:: Daftar Tugas ::
A) Jawablah pertanyaan berikut berdasarkan kutipan. Tandai setiap jawaban dengan (i), (ii), dan (iii), masing-masing pada baris tersendiri.
(i) Menurut Aquinas, mengapa iman diperlukan?
(ii) Apa yang dimaksud dengan lex naturalis?
(iii) Menurut Salisbury, apa tugas rohaniwan?
B) Ringkaslah kutipan dalam dua kalimat.
C) Tuliskan kembali secara persis bagian kutipan yang dimulai dengan "Filsafat Thomas Aquinas" dan berlanjut hingga "manusia di dunia).".

:: Kutipan ::

A.        Thomas Aquinas (1225-1274)
Filsafat Thomas Aquinas berkaitan erat dengan teologia. Ia mengakui bahwa di samping kebenaran wahyu juga terdapat kebenaran akal. Menurutnya ada pengetahuan yang tidak dapat ditembus oleh akal, dan untuk itulah diperlukan iman.

Berbicara tentang hukum, Aquinas mendefinisikan sebagai ketentuan akal untuk kebaikan umum yang dibuat oleh orang yang mengurus masyarakat. Ada empat macam hukum yang diberikan Aquinas, yaitu (1) lex aeterna (hukum rasio Tuhan yang tidak dapat ditangkap oleh pancaindera manusia), (2) lex divina (hukum rasio yang dapat ditangkap oleh pancaindera manusia), (3) lex naturalis (hukum alam, yaitu penjelmaan lex aeterna ke dalam rasio manusia), dan (4) lex positivis (penerapan lex naturalis dalam kehidupan manusia di dunia).
                           
B.     John Salisbury (1115-1180)

Dalam menjalankan pemerintahannya, penguasa wajib memperhatikan hukum tertulis dan tidak tertulis (hukum alam), yang mencerminkan hukum-hukum Allah. Tugas rohaniwan adalah membimbing penguasa agar tidak merugikan kepentingan rakyat, dan menurutnya bahkan penguasa itu seharusnya menjadi abdi gereja. Menurut Salisbury, jikalau masing-masing penduduk bekerja untuk kepentingannya sendiri, kepentingan masyarakat akan terpelihara dengan sebaik-baiknya.

:: Petikan Kumpulan Data ::
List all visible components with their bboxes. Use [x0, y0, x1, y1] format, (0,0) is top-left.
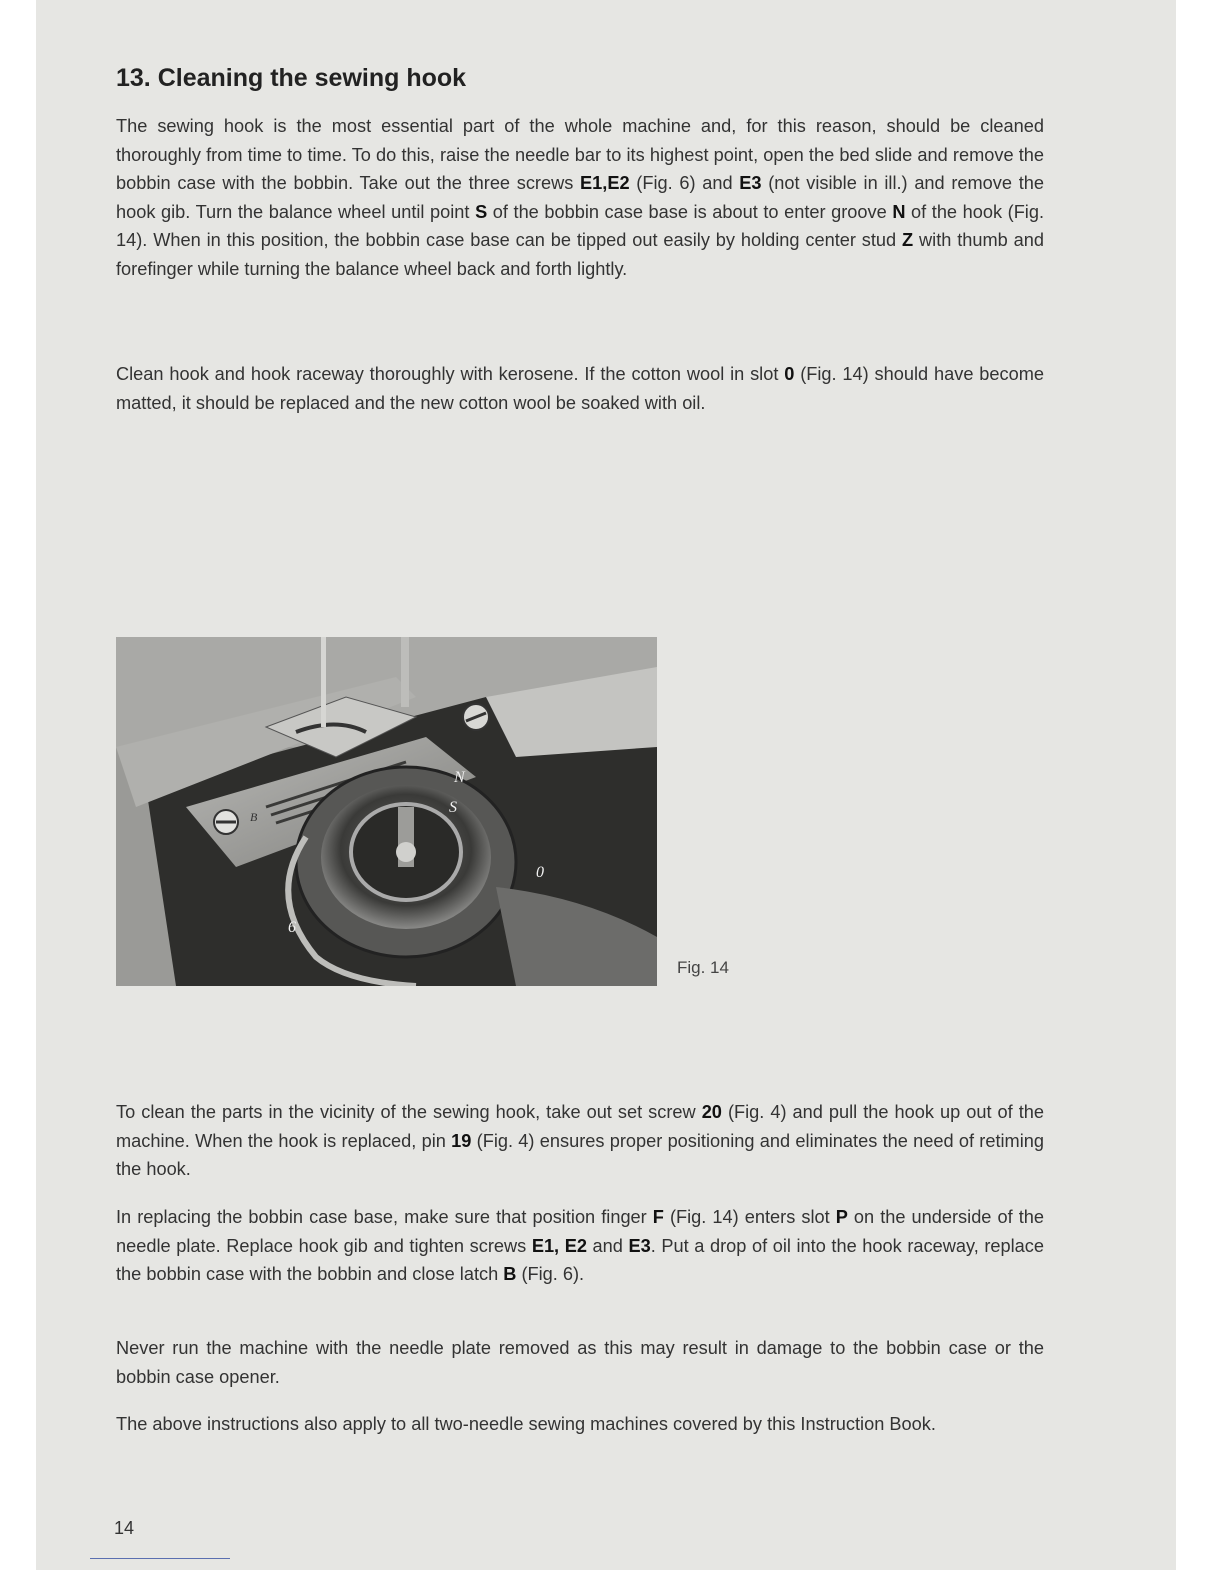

:: Jawaban Lengkap ::
A)
(i) Iman diperlukan karena ada pengetahuan yang tidak dapat ditembus oleh akal.
(ii) Lex naturalis adalah hukum alam, yaitu penjelmaan lex aeterna ke dalam rasio manusia.
(iii) Tugas rohaniwan adalah membimbing penguasa agar tidak merugikan kepentingan rakyat.

B) Thomas Aquinas, yang filsafatnya berkaitan erat dengan teologia, mendefinisikan hukum sebagai ketentuan akal untuk kebaikan umum dan membaginya menjadi empat macam, yaitu lex aeterna, lex divina, lex naturalis, dan lex positivis. John Salisbury berpendapat bahwa penguasa wajib memperhatikan hukum tertulis dan tidak tertulis yang mencerminkan hukum-hukum Allah, sedangkan rohaniwan bertugas membimbing penguasa agar tidak merugikan kepentingan rakyat.

C)
Filsafat Thomas Aquinas berkaitan erat dengan teologia. Ia mengakui bahwa di samping kebenaran wahyu juga terdapat kebenaran akal. Menurutnya ada pengetahuan yang tidak dapat ditembus oleh akal, dan untuk itulah diperlukan iman.

Berbicara tentang hukum, Aquinas mendefinisikan sebagai ketentuan akal untuk kebaikan umum yang dibuat oleh orang yang mengurus masyarakat. Ada empat macam hukum yang diberikan Aquinas, yaitu (1) lex aeterna (hukum rasio Tuhan yang tidak dapat ditangkap oleh pancaindera manusia), (2) lex divina (hukum rasio yang dapat ditangkap oleh pancaindera manusia), (3) lex naturalis (hukum alam, yaitu penjelmaan lex aeterna ke dalam rasio manusia), dan (4) lex positivis (penerapan lex naturalis dalam kehidupan manusia di dunia).